# Request
Copy nothing but the text: repeat each entry exactly and drop the images.
**** Supplied entries
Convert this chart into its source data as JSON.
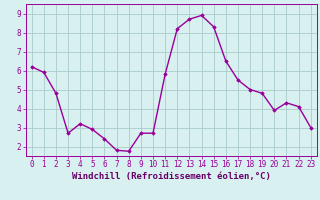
{
  "x": [
    0,
    1,
    2,
    3,
    4,
    5,
    6,
    7,
    8,
    9,
    10,
    11,
    12,
    13,
    14,
    15,
    16,
    17,
    18,
    19,
    20,
    21,
    22,
    23
  ],
  "y": [
    6.2,
    5.9,
    4.8,
    2.7,
    3.2,
    2.9,
    2.4,
    1.8,
    1.75,
    2.7,
    2.7,
    5.8,
    8.2,
    8.7,
    8.9,
    8.3,
    6.5,
    5.5,
    5.0,
    4.8,
    3.9,
    4.3,
    4.1,
    3.0
  ],
  "line_color": "#990099",
  "marker": "D",
  "marker_size": 1.8,
  "bg_color": "#d8f0f0",
  "grid_color": "#aacccc",
  "xlabel": "Windchill (Refroidissement éolien,°C)",
  "xlabel_color": "#660066",
  "ylim": [
    1.5,
    9.5
  ],
  "xlim": [
    -0.5,
    23.5
  ],
  "yticks": [
    2,
    3,
    4,
    5,
    6,
    7,
    8,
    9
  ],
  "xticks": [
    0,
    1,
    2,
    3,
    4,
    5,
    6,
    7,
    8,
    9,
    10,
    11,
    12,
    13,
    14,
    15,
    16,
    17,
    18,
    19,
    20,
    21,
    22,
    23
  ],
  "tick_color": "#990099",
  "tick_label_fontsize": 5.5,
  "xlabel_fontsize": 6.5,
  "linewidth": 1.0,
  "spine_color": "#990099"
}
********
# Correct response
Convert this chart into its source data as JSON.
{
  "x": [
    0,
    1,
    2,
    3,
    4,
    5,
    6,
    7,
    8,
    9,
    10,
    11,
    12,
    13,
    14,
    15,
    16,
    17,
    18,
    19,
    20,
    21,
    22,
    23
  ],
  "y": [
    6.2,
    5.9,
    4.8,
    2.7,
    3.2,
    2.9,
    2.4,
    1.8,
    1.75,
    2.7,
    2.7,
    5.8,
    8.2,
    8.7,
    8.9,
    8.3,
    6.5,
    5.5,
    5.0,
    4.8,
    3.9,
    4.3,
    4.1,
    3.0
  ],
  "line_color": "#990099",
  "marker": "D",
  "marker_size": 1.8,
  "bg_color": "#d8f0f0",
  "grid_color": "#aacccc",
  "xlabel": "Windchill (Refroidissement éolien,°C)",
  "xlabel_color": "#660066",
  "ylim": [
    1.5,
    9.5
  ],
  "xlim": [
    -0.5,
    23.5
  ],
  "yticks": [
    2,
    3,
    4,
    5,
    6,
    7,
    8,
    9
  ],
  "xticks": [
    0,
    1,
    2,
    3,
    4,
    5,
    6,
    7,
    8,
    9,
    10,
    11,
    12,
    13,
    14,
    15,
    16,
    17,
    18,
    19,
    20,
    21,
    22,
    23
  ],
  "tick_color": "#990099",
  "tick_label_fontsize": 5.5,
  "xlabel_fontsize": 6.5,
  "linewidth": 1.0,
  "spine_color": "#990099"
}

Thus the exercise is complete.